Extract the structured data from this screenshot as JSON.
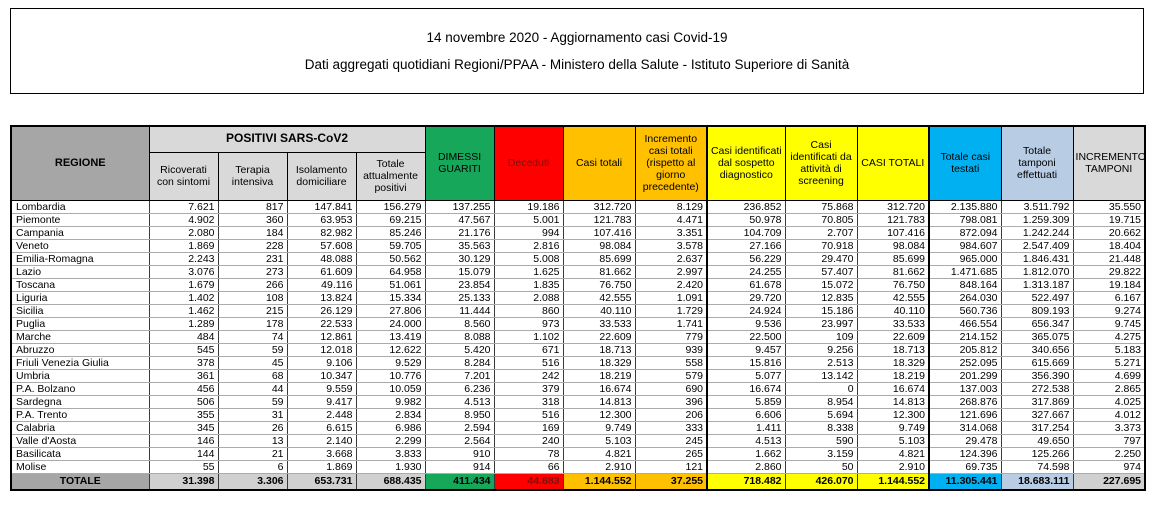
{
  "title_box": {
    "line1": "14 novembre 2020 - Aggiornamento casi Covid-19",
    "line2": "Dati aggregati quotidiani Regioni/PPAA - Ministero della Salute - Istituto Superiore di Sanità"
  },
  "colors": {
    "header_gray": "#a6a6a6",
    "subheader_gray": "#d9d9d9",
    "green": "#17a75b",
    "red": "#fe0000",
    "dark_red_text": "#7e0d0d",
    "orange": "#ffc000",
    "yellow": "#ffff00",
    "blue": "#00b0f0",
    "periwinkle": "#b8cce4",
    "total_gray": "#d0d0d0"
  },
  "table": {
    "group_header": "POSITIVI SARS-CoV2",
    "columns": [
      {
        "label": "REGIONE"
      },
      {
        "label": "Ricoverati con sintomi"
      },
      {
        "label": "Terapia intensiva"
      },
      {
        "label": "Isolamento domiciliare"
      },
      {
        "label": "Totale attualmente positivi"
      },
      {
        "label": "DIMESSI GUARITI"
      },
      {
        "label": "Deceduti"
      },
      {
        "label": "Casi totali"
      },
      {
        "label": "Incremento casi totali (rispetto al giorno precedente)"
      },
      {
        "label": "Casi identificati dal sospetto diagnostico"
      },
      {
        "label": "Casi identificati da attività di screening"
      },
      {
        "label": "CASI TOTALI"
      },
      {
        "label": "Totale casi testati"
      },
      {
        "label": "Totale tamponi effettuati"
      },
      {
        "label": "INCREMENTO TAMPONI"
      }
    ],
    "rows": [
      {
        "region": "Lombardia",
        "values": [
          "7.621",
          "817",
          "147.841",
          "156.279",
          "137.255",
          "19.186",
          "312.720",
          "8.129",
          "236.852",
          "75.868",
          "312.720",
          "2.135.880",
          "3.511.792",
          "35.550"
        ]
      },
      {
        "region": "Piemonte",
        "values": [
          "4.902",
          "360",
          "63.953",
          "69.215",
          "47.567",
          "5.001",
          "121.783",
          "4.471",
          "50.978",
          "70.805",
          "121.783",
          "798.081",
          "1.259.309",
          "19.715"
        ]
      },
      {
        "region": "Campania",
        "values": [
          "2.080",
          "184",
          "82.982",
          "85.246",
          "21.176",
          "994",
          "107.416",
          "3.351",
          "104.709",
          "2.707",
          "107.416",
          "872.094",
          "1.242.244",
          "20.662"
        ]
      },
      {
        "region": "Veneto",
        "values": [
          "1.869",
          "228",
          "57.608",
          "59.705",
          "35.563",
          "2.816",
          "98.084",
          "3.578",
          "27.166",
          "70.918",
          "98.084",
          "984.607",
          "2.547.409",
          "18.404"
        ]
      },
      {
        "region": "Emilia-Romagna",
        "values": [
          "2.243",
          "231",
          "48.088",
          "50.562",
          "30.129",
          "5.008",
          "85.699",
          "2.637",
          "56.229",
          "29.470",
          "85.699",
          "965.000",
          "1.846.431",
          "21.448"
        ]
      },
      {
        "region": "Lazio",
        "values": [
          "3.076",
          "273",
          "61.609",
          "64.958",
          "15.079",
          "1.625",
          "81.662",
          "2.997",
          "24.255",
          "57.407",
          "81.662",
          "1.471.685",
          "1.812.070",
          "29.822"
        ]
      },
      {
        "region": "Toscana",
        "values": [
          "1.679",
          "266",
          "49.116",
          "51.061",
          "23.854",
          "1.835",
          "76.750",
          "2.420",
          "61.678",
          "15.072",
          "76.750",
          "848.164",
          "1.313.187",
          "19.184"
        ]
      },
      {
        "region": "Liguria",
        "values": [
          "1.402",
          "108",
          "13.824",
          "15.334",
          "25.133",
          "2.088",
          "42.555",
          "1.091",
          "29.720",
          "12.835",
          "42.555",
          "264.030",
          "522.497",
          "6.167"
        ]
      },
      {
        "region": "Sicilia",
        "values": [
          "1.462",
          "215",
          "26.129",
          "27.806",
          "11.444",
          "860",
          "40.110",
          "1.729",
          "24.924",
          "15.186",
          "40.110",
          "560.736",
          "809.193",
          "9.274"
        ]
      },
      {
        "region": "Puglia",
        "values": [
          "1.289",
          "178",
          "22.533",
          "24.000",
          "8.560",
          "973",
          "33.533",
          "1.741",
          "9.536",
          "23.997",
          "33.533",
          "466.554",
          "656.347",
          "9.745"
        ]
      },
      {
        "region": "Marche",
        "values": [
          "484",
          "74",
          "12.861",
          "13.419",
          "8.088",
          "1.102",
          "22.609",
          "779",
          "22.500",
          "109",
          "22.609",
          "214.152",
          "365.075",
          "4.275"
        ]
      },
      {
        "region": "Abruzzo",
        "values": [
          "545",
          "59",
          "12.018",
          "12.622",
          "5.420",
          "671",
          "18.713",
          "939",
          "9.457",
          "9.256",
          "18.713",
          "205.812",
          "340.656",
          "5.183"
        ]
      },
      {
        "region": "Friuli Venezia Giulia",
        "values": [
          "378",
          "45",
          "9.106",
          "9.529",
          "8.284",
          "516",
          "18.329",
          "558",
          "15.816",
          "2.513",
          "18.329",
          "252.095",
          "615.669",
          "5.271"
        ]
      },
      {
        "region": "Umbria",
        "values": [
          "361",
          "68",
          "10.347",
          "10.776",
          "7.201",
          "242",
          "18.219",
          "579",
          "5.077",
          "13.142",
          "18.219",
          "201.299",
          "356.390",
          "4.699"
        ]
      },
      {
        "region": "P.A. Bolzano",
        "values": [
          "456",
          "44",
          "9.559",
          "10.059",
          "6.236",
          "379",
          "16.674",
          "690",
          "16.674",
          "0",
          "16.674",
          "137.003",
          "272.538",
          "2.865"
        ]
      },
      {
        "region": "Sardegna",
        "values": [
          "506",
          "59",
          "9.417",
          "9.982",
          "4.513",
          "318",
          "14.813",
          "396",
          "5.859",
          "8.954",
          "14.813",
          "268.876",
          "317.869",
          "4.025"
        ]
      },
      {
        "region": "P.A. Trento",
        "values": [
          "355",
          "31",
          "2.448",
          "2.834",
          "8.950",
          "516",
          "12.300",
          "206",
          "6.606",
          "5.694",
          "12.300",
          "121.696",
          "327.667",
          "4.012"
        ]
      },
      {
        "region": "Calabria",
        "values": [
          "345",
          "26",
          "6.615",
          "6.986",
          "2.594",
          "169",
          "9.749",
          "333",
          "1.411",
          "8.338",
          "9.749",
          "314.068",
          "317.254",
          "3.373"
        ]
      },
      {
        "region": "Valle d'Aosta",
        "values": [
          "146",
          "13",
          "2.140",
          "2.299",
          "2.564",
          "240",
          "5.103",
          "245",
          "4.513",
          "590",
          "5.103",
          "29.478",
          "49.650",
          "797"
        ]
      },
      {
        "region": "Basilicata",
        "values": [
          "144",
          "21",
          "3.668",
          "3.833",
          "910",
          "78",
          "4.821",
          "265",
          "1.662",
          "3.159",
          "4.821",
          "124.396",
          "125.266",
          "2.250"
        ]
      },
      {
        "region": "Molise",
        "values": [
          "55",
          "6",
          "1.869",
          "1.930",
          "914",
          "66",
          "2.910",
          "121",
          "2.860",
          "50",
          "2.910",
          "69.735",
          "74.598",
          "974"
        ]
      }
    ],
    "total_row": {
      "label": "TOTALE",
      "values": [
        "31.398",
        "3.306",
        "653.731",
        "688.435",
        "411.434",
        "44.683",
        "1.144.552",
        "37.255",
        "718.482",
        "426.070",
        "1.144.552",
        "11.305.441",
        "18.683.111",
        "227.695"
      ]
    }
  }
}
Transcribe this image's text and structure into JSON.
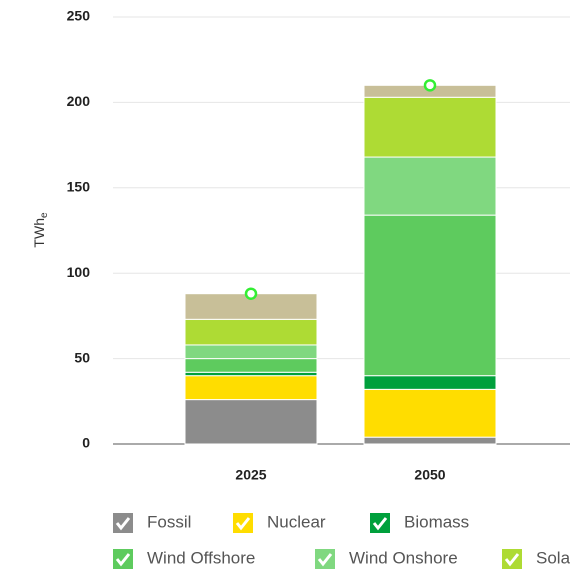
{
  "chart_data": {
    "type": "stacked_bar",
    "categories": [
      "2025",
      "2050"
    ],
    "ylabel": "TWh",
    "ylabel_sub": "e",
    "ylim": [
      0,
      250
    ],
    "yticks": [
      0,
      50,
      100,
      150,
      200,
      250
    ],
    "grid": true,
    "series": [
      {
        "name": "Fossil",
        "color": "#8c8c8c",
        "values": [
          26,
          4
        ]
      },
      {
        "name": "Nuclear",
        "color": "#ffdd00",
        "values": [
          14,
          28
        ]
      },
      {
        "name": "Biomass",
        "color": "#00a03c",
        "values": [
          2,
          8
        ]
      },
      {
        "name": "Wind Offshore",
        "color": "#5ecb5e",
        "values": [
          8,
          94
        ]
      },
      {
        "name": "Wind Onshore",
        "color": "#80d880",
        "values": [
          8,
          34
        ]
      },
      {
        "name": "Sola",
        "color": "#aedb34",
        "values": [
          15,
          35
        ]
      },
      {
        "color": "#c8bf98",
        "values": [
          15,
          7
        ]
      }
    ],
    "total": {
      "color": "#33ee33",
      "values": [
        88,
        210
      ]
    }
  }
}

--------

◆ Work to be completed:
Show all lines from the records above where the word "JSON" occurs.

◆ Written answer:
Extract the structured data from this screenshot as JSON.
Transcribe this image's text and structure into JSON.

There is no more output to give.